Work instructions:
Each record below is to be copied word for word, with pictures removed.

Given data:
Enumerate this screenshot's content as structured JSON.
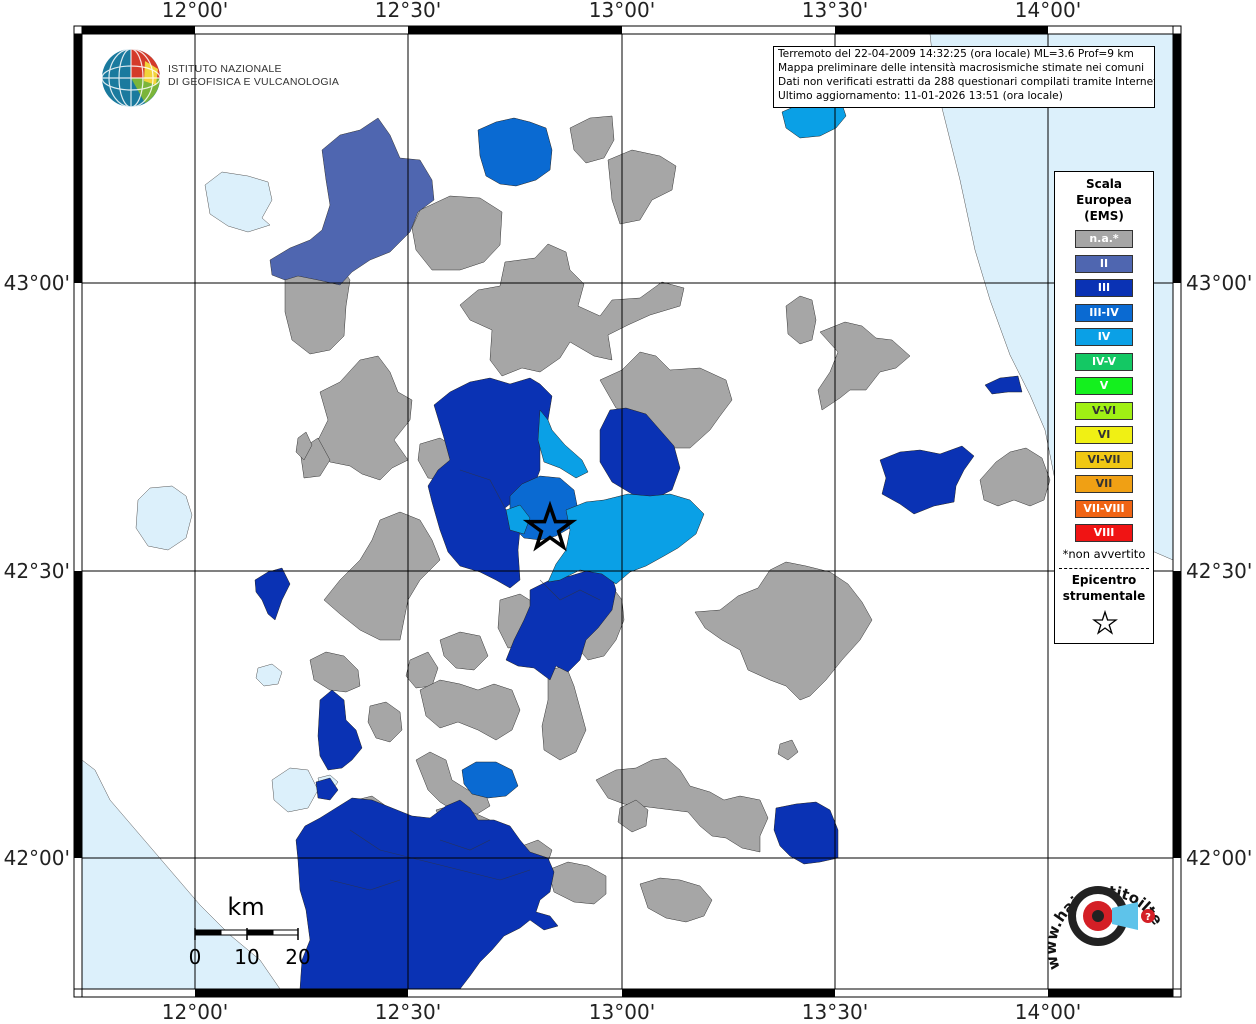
{
  "map": {
    "top_axis_labels": [
      "12°00'",
      "12°30'",
      "13°00'",
      "13°30'",
      "14°00'"
    ],
    "bottom_axis_labels": [
      "12°00'",
      "12°30'",
      "13°00'",
      "13°30'",
      "14°00'"
    ],
    "left_axis_labels": [
      "43°00'",
      "42°30'",
      "42°00'"
    ],
    "right_axis_labels": [
      "43°00'",
      "42°30'",
      "42°00'"
    ],
    "colors": {
      "sea": "#dcf0fb",
      "land": "#ffffff",
      "no_data": "#a6a6a6",
      "II": "#4f66b0",
      "III": "#0a32b4",
      "III-IV": "#0a6ad2",
      "IV": "#0aa0e6"
    },
    "epicenter_icon": "star-icon"
  },
  "info": {
    "line1": "Terremoto del 22-04-2009 14:32:25 (ora locale) ML=3.6 Prof=9 km",
    "line2": "Mappa preliminare delle intensità macrosismiche stimate nei comuni",
    "line3": "Dati non verificati estratti da 288 questionari compilati tramite Internet.",
    "line4": "Ultimo aggiornamento: 11-01-2026 13:51 (ora locale)"
  },
  "institute": {
    "line1": "ISTITUTO NAZIONALE",
    "line2": "DI GEOFISICA E VULCANOLOGIA",
    "icon": "ingv-globe-icon"
  },
  "legend": {
    "title_line1": "Scala",
    "title_line2": "Europea",
    "title_line3": "(EMS)",
    "items": [
      {
        "label": "n.a.*",
        "color": "#a6a6a6"
      },
      {
        "label": "II",
        "color": "#4f66b0"
      },
      {
        "label": "III",
        "color": "#0a32b4"
      },
      {
        "label": "III-IV",
        "color": "#0a6ad2"
      },
      {
        "label": "IV",
        "color": "#0aa0e6"
      },
      {
        "label": "IV-V",
        "color": "#14c864"
      },
      {
        "label": "V",
        "color": "#14f01e"
      },
      {
        "label": "V-VI",
        "color": "#a0f014"
      },
      {
        "label": "VI",
        "color": "#f0f014"
      },
      {
        "label": "VI-VII",
        "color": "#f0c814"
      },
      {
        "label": "VII",
        "color": "#f0a014"
      },
      {
        "label": "VII-VIII",
        "color": "#f06414"
      },
      {
        "label": "VIII",
        "color": "#f01414"
      }
    ],
    "note": "*non avvertito",
    "epicenter_line1": "Epicentro",
    "epicenter_line2": "strumentale",
    "epicenter_icon": "star-icon"
  },
  "scalebar": {
    "unit": "km",
    "labels": [
      "0",
      "10",
      "20"
    ]
  },
  "haisentito": {
    "text": "www.haisentitoilterremoto.it",
    "icon": "haisentito-logo-icon"
  }
}
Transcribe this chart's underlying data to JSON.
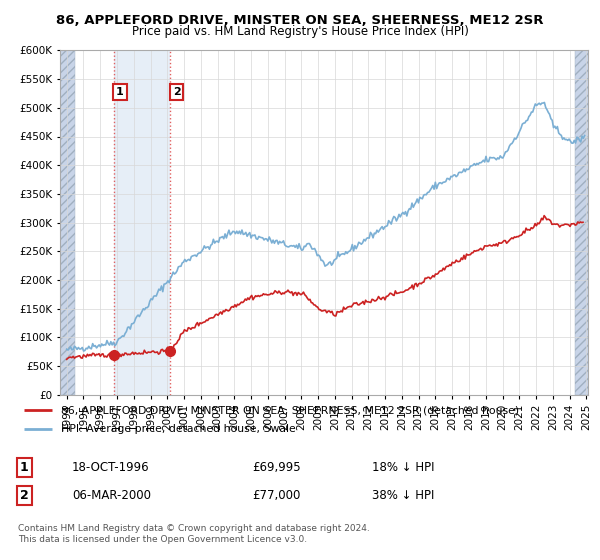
{
  "title": "86, APPLEFORD DRIVE, MINSTER ON SEA, SHEERNESS, ME12 2SR",
  "subtitle": "Price paid vs. HM Land Registry's House Price Index (HPI)",
  "ylim": [
    0,
    600000
  ],
  "yticks": [
    0,
    50000,
    100000,
    150000,
    200000,
    250000,
    300000,
    350000,
    400000,
    450000,
    500000,
    550000,
    600000
  ],
  "sale1_date_x": 1996.8,
  "sale1_price": 69995,
  "sale2_date_x": 2000.17,
  "sale2_price": 77000,
  "sale1_date_str": "18-OCT-1996",
  "sale1_pct": "18% ↓ HPI",
  "sale2_date_str": "06-MAR-2000",
  "sale2_pct": "38% ↓ HPI",
  "hpi_color": "#7bafd4",
  "sale_color": "#cc2222",
  "vline_color": "#e06060",
  "hatch_color": "#c8d4e8",
  "fill_color": "#dce8f5",
  "legend_line1": "86, APPLEFORD DRIVE, MINSTER ON SEA, SHEERNESS, ME12 2SR (detached house)",
  "legend_line2": "HPI: Average price, detached house, Swale",
  "footnote": "Contains HM Land Registry data © Crown copyright and database right 2024.\nThis data is licensed under the Open Government Licence v3.0.",
  "xmin": 1994,
  "xmax": 2025
}
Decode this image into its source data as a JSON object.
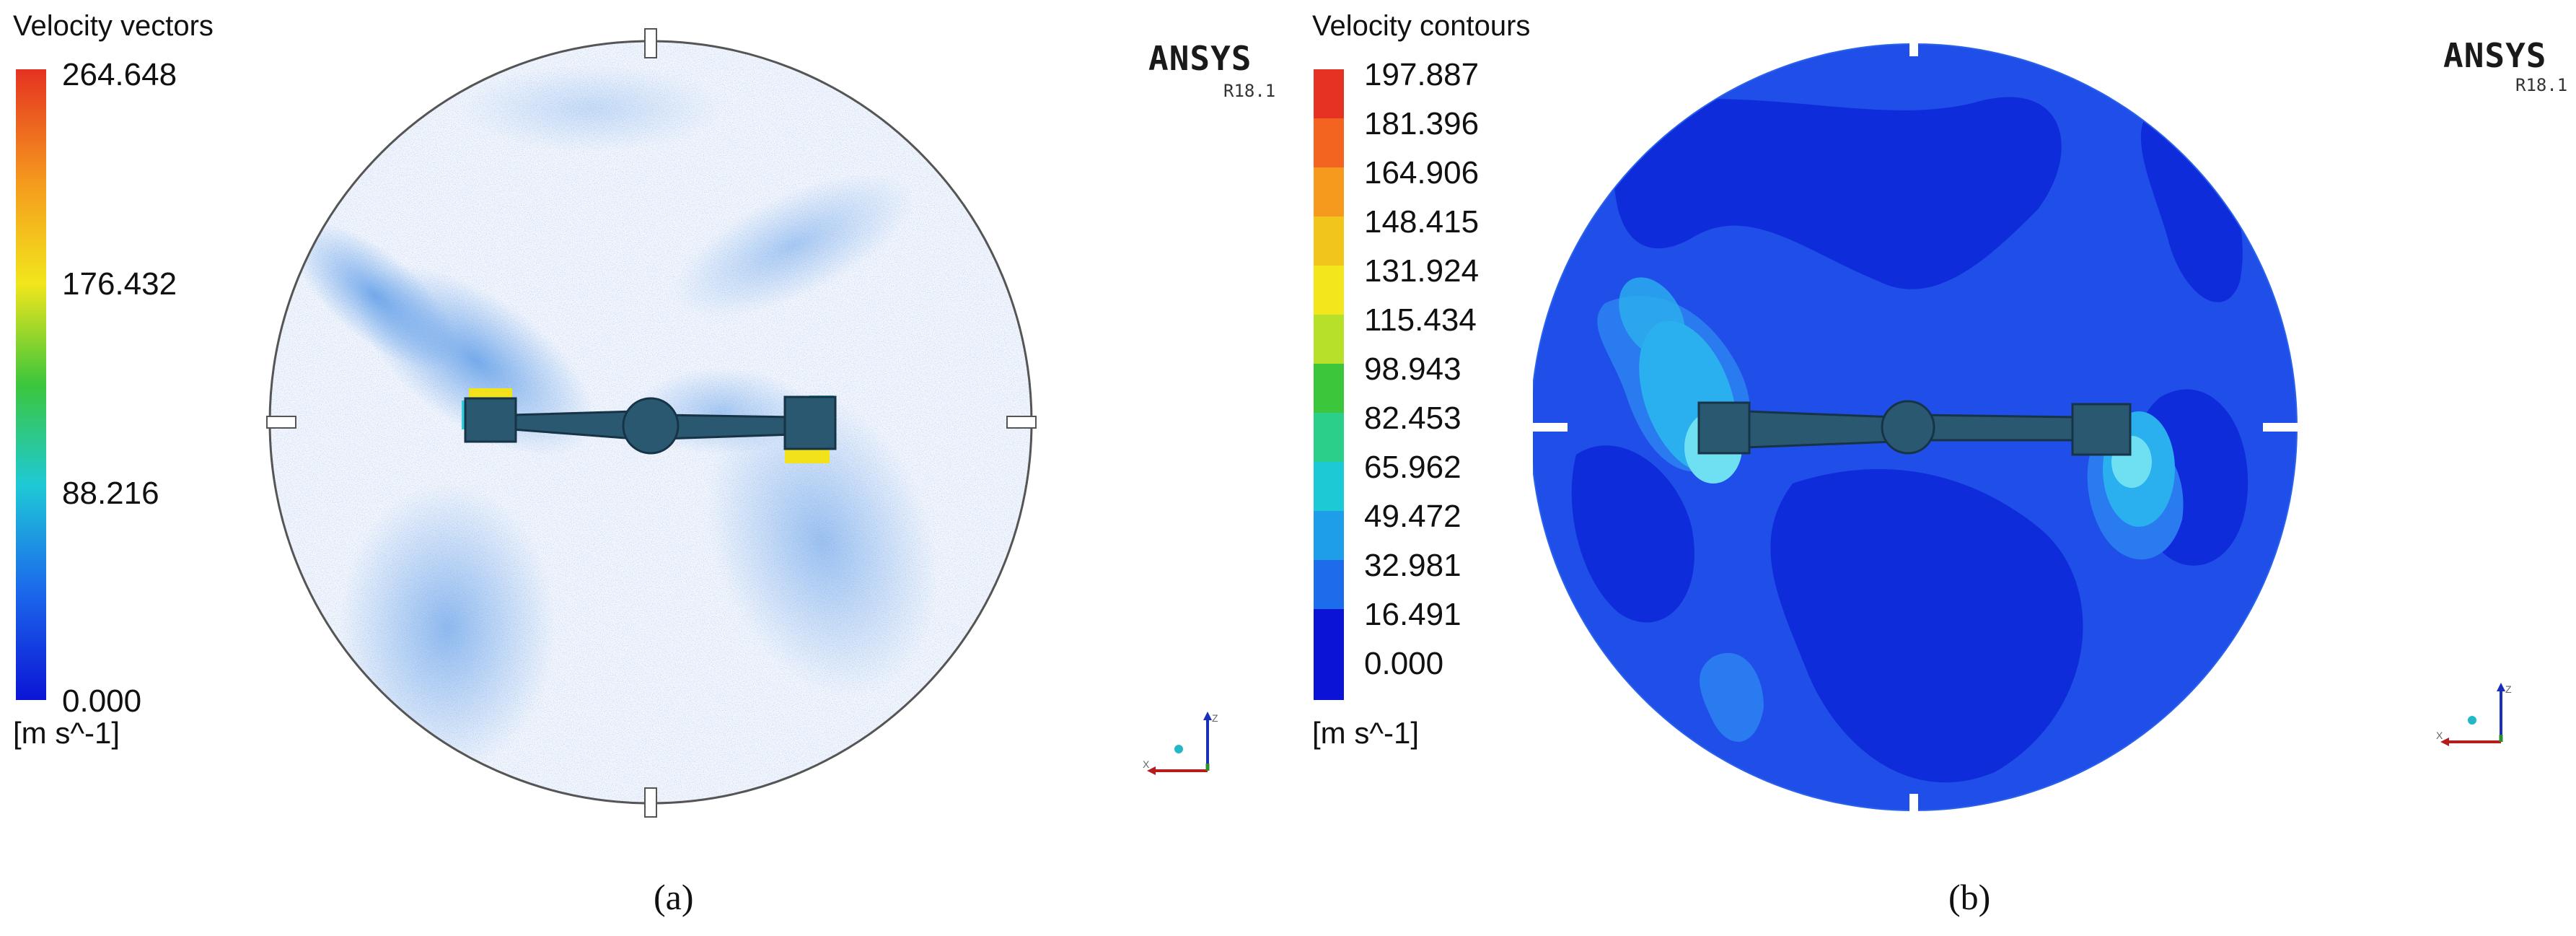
{
  "panel_a": {
    "title": "Velocity vectors",
    "ticks": [
      "264.648",
      "176.432",
      "88.216",
      "0.000"
    ],
    "unit": "[m s^-1]",
    "brand": "ANSYS",
    "version": "R18.1",
    "caption": "(a)"
  },
  "panel_b": {
    "title": "Velocity contours",
    "ticks": [
      "197.887",
      "181.396",
      "164.906",
      "148.415",
      "131.924",
      "115.434",
      "98.943",
      "82.453",
      "65.962",
      "49.472",
      "32.981",
      "16.491",
      "0.000"
    ],
    "unit": "[m s^-1]",
    "brand": "ANSYS",
    "version": "R18.1",
    "caption": "(b)"
  },
  "axis_labels": {
    "vertical": "Z",
    "horizontal": "X"
  },
  "colors": {
    "scale_top": "#e53222",
    "scale_orange": "#f59a1d",
    "scale_yellow": "#f2e61c",
    "scale_green": "#3cc63c",
    "scale_cyan": "#1ec9d6",
    "scale_blue": "#1c4cea",
    "scale_bottom": "#0b14d6",
    "impeller": "#2a5870",
    "contour_base": "#0f2cdb",
    "contour_mid": "#2a6ff0"
  }
}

Exercise response:
Enumerate this screenshot's content as structured JSON.
{
  "map": {
    "top_axis_labels": [
      "12°00'",
      "12°30'",
      "13°00'",
      "13°30'",
      "14°00'"
    ],
    "bottom_axis_labels": [
      "12°00'",
      "12°30'",
      "13°00'",
      "13°30'",
      "14°00'"
    ],
    "left_axis_labels": [
      "43°00'",
      "42°30'",
      "42°00'"
    ],
    "right_axis_labels": [
      "43°00'",
      "42°30'",
      "42°00'"
    ],
    "colors": {
      "sea": "#dcf0fb",
      "land": "#ffffff",
      "no_data": "#a6a6a6",
      "II": "#4f66b0",
      "III": "#0a32b4",
      "III-IV": "#0a6ad2",
      "IV": "#0aa0e6"
    },
    "epicenter_icon": "star-icon"
  },
  "info": {
    "line1": "Terremoto del 22-04-2009 14:32:25 (ora locale) ML=3.6 Prof=9 km",
    "line2": "Mappa preliminare delle intensità macrosismiche stimate nei comuni",
    "line3": "Dati non verificati estratti da 288 questionari compilati tramite Internet.",
    "line4": "Ultimo aggiornamento: 11-01-2026 13:51 (ora locale)"
  },
  "institute": {
    "line1": "ISTITUTO NAZIONALE",
    "line2": "DI GEOFISICA E VULCANOLOGIA",
    "icon": "ingv-globe-icon"
  },
  "legend": {
    "title_line1": "Scala",
    "title_line2": "Europea",
    "title_line3": "(EMS)",
    "items": [
      {
        "label": "n.a.*",
        "color": "#a6a6a6"
      },
      {
        "label": "II",
        "color": "#4f66b0"
      },
      {
        "label": "III",
        "color": "#0a32b4"
      },
      {
        "label": "III-IV",
        "color": "#0a6ad2"
      },
      {
        "label": "IV",
        "color": "#0aa0e6"
      },
      {
        "label": "IV-V",
        "color": "#14c864"
      },
      {
        "label": "V",
        "color": "#14f01e"
      },
      {
        "label": "V-VI",
        "color": "#a0f014"
      },
      {
        "label": "VI",
        "color": "#f0f014"
      },
      {
        "label": "VI-VII",
        "color": "#f0c814"
      },
      {
        "label": "VII",
        "color": "#f0a014"
      },
      {
        "label": "VII-VIII",
        "color": "#f06414"
      },
      {
        "label": "VIII",
        "color": "#f01414"
      }
    ],
    "note": "*non avvertito",
    "epicenter_line1": "Epicentro",
    "epicenter_line2": "strumentale",
    "epicenter_icon": "star-icon"
  },
  "scalebar": {
    "unit": "km",
    "labels": [
      "0",
      "10",
      "20"
    ]
  },
  "haisentito": {
    "text": "www.haisentitoilterremoto.it",
    "icon": "haisentito-logo-icon"
  }
}
Transcribe this chart's underlying data to JSON.
{
  "title": "86, APPLEFORD DRIVE, MINSTER ON SEA, SHEERNESS, ME12 2SR",
  "subtitle": "Price paid vs. HM Land Registry's House Price Index (HPI)",
  "ylim": [
    0,
    600000
  ],
  "yticks": [
    0,
    50000,
    100000,
    150000,
    200000,
    250000,
    300000,
    350000,
    400000,
    450000,
    500000,
    550000,
    600000
  ],
  "sale1_date_x": 1996.8,
  "sale1_price": 69995,
  "sale2_date_x": 2000.17,
  "sale2_price": 77000,
  "sale1_date_str": "18-OCT-1996",
  "sale1_pct": "18% ↓ HPI",
  "sale2_date_str": "06-MAR-2000",
  "sale2_pct": "38% ↓ HPI",
  "hpi_color": "#7bafd4",
  "sale_color": "#cc2222",
  "vline_color": "#e06060",
  "hatch_color": "#c8d4e8",
  "fill_color": "#dce8f5",
  "legend_line1": "86, APPLEFORD DRIVE, MINSTER ON SEA, SHEERNESS, ME12 2SR (detached house)",
  "legend_line2": "HPI: Average price, detached house, Swale",
  "footnote": "Contains HM Land Registry data © Crown copyright and database right 2024.\nThis data is licensed under the Open Government Licence v3.0.",
  "xmin": 1994,
  "xmax": 2025
}
Decode this image into its source data as a JSON object.
{
  "panel_a": {
    "title": "Velocity vectors",
    "ticks": [
      "264.648",
      "176.432",
      "88.216",
      "0.000"
    ],
    "unit": "[m s^-1]",
    "brand": "ANSYS",
    "version": "R18.1",
    "caption": "(a)"
  },
  "panel_b": {
    "title": "Velocity contours",
    "ticks": [
      "197.887",
      "181.396",
      "164.906",
      "148.415",
      "131.924",
      "115.434",
      "98.943",
      "82.453",
      "65.962",
      "49.472",
      "32.981",
      "16.491",
      "0.000"
    ],
    "unit": "[m s^-1]",
    "brand": "ANSYS",
    "version": "R18.1",
    "caption": "(b)"
  },
  "axis_labels": {
    "vertical": "Z",
    "horizontal": "X"
  },
  "colors": {
    "scale_top": "#e53222",
    "scale_orange": "#f59a1d",
    "scale_yellow": "#f2e61c",
    "scale_green": "#3cc63c",
    "scale_cyan": "#1ec9d6",
    "scale_blue": "#1c4cea",
    "scale_bottom": "#0b14d6",
    "impeller": "#2a5870",
    "contour_base": "#0f2cdb",
    "contour_mid": "#2a6ff0"
  }
}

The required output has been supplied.